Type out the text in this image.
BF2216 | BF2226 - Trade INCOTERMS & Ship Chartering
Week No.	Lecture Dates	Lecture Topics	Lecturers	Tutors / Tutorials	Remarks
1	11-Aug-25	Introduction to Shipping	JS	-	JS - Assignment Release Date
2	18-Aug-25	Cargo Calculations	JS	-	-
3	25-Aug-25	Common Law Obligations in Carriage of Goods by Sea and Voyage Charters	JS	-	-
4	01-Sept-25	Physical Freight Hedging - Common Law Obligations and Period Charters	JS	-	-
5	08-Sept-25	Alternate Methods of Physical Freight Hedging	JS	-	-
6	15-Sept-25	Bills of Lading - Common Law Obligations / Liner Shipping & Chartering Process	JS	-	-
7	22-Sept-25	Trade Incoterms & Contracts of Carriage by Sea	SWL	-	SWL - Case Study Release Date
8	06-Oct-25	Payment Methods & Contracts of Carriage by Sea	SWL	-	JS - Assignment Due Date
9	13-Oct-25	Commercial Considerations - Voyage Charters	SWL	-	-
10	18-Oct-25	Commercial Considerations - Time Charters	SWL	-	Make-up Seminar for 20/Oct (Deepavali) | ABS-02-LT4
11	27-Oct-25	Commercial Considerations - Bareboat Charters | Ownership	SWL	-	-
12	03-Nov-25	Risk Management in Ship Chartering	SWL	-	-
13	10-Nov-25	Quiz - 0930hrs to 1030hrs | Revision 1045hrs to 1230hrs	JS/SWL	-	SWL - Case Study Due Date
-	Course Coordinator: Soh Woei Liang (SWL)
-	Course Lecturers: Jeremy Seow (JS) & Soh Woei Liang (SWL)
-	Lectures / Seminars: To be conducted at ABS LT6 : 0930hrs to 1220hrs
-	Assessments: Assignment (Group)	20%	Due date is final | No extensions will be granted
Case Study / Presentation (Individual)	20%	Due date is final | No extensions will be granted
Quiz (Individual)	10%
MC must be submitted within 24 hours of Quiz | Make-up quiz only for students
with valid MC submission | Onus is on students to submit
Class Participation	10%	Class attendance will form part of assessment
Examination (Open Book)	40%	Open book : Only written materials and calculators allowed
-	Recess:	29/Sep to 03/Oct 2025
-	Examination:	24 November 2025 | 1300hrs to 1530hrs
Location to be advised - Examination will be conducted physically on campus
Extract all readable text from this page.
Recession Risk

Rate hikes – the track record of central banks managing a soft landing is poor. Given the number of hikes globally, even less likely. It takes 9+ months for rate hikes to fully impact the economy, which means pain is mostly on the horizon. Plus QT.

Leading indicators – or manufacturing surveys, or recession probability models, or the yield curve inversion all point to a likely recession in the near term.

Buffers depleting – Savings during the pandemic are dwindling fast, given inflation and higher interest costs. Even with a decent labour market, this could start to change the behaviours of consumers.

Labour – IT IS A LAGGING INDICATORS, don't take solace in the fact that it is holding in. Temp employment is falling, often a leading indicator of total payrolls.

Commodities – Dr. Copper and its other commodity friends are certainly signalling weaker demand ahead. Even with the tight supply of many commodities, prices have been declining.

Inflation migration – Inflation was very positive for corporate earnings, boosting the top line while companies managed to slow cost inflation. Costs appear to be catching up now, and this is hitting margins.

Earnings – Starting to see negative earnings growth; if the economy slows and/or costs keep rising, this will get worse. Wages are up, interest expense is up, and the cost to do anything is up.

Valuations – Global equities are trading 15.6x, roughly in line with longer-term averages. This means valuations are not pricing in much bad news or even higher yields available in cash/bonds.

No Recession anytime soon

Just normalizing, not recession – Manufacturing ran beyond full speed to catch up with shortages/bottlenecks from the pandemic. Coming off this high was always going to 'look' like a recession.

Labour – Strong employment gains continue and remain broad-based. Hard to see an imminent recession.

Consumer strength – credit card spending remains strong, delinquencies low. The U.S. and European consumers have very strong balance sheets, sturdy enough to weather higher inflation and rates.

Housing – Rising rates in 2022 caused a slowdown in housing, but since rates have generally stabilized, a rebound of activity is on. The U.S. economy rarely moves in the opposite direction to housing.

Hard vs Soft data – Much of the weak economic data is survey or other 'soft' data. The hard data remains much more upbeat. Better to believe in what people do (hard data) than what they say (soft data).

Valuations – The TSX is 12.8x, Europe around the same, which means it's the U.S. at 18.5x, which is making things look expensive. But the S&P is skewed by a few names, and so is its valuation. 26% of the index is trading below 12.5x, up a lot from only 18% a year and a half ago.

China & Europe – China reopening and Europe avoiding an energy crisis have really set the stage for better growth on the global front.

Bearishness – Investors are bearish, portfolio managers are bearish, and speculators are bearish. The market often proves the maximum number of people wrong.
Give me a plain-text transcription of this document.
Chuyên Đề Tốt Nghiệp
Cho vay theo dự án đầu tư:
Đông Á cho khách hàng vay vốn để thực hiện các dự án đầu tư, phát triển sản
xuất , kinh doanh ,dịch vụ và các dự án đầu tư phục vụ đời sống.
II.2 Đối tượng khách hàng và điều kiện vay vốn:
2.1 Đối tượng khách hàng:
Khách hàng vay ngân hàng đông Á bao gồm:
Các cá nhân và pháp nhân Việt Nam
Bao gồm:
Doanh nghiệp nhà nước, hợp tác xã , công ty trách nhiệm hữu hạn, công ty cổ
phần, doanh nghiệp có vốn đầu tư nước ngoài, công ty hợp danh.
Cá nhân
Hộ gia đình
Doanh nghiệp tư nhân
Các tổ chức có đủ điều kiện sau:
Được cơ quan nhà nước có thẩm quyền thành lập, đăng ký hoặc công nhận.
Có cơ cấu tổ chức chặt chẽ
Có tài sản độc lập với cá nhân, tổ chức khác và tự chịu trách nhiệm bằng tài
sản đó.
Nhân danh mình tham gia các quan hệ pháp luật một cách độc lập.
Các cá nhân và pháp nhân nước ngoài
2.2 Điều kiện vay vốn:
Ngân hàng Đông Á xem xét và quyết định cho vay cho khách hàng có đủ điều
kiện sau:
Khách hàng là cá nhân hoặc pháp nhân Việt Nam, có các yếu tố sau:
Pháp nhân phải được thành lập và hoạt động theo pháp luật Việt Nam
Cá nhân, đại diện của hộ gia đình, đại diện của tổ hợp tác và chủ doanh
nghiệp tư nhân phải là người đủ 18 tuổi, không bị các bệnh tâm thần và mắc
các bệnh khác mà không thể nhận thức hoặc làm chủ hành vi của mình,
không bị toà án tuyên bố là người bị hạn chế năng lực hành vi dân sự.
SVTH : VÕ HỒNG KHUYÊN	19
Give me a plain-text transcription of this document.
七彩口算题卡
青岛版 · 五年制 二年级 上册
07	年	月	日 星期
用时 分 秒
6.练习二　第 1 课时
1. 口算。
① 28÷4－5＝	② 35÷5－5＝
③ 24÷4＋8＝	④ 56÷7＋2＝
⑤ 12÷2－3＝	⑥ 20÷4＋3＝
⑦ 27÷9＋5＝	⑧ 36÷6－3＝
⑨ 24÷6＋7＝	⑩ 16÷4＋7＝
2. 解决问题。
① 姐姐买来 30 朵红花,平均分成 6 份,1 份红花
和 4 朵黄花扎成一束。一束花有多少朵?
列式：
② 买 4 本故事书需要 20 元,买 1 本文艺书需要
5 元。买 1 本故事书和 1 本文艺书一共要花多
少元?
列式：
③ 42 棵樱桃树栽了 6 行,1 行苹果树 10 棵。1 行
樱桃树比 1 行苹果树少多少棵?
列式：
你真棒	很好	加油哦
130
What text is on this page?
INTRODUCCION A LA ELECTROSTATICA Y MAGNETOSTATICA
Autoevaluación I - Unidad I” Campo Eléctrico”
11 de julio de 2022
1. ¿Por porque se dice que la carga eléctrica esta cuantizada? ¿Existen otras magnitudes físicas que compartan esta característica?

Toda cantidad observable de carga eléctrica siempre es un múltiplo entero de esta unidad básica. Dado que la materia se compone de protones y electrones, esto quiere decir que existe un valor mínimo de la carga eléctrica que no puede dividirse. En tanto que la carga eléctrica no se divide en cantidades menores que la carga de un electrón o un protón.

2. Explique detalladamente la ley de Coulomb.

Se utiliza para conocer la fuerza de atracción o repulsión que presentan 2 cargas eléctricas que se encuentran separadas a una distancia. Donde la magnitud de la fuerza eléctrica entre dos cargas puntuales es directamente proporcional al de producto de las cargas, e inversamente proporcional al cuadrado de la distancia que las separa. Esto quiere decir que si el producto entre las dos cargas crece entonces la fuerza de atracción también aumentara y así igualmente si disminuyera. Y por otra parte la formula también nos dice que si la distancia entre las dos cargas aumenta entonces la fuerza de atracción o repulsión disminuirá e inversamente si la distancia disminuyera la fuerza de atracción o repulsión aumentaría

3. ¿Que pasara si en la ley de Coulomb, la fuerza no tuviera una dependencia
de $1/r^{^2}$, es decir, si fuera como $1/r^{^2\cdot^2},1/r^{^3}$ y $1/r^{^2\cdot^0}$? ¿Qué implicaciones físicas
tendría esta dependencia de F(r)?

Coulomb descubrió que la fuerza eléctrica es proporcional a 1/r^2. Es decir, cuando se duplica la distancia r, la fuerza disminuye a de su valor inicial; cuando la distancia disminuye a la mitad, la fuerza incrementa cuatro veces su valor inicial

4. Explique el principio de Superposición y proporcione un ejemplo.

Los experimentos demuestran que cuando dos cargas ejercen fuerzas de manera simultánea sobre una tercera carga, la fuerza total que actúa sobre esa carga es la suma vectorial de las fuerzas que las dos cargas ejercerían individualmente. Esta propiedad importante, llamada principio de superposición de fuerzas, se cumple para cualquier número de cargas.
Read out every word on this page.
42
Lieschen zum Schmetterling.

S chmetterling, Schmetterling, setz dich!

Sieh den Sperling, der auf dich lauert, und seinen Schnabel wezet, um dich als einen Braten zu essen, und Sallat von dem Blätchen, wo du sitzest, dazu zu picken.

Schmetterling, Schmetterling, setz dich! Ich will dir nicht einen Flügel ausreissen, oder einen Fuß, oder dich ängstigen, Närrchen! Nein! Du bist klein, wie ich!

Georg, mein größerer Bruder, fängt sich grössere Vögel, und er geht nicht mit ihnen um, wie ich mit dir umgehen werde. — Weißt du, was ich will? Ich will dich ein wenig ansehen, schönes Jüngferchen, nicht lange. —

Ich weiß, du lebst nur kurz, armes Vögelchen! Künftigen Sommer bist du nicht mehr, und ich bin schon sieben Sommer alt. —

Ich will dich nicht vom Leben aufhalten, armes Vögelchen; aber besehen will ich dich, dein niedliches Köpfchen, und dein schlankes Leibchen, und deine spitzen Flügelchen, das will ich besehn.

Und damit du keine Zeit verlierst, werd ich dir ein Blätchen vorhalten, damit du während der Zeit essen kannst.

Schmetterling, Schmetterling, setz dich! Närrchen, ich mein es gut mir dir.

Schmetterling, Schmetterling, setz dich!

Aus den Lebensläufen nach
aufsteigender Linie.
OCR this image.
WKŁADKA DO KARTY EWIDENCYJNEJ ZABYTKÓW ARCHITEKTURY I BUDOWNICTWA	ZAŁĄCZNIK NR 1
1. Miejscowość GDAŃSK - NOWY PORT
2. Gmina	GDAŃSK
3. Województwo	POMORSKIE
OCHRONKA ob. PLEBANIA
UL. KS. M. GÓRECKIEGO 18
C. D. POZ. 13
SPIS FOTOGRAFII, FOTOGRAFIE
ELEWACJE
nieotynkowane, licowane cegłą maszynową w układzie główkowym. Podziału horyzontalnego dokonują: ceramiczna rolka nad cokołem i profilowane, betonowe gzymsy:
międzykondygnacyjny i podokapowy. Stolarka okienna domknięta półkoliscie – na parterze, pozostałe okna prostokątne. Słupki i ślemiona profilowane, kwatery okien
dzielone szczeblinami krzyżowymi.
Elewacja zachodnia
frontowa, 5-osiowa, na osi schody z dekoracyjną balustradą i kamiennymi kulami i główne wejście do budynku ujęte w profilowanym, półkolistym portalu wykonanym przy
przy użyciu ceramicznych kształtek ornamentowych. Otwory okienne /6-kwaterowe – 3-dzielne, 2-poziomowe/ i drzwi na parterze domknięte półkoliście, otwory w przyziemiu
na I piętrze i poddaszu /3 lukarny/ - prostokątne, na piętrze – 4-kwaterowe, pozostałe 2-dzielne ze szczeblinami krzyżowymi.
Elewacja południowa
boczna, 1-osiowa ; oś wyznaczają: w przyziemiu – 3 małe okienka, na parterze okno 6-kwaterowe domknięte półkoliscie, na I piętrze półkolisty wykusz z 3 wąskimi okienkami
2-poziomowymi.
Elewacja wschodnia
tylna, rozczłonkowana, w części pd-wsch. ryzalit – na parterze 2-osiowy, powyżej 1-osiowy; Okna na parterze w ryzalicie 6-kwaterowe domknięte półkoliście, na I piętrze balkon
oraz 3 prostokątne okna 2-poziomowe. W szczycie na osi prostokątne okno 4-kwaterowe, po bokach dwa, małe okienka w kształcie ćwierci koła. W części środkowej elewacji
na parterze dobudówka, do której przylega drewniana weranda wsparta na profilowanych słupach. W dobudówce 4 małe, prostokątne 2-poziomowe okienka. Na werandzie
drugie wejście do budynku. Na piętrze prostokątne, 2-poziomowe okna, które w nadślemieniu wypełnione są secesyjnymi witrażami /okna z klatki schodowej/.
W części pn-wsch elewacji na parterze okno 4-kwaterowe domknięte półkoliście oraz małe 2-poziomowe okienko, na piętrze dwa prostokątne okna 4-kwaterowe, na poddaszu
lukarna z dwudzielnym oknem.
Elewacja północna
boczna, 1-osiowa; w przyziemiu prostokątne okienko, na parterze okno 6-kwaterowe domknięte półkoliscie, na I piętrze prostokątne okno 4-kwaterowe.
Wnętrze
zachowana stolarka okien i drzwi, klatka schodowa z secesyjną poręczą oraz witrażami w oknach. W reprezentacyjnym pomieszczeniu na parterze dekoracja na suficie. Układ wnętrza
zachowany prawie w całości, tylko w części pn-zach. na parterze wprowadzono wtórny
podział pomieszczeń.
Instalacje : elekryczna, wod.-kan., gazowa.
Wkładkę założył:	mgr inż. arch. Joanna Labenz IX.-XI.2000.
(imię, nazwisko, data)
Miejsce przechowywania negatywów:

--------------------------------------------------

_Problem details_
In the listing, find each line with the string "Make" and copy it.

_Full solution_
10	18-Oct-25	Commercial Considerations - Time Charters	SWL	-	Make-up Seminar for 20/Oct (Deepavali) | ABS-02-LT4
MC must be submitted within 24 hours of Quiz | Make-up quiz only for students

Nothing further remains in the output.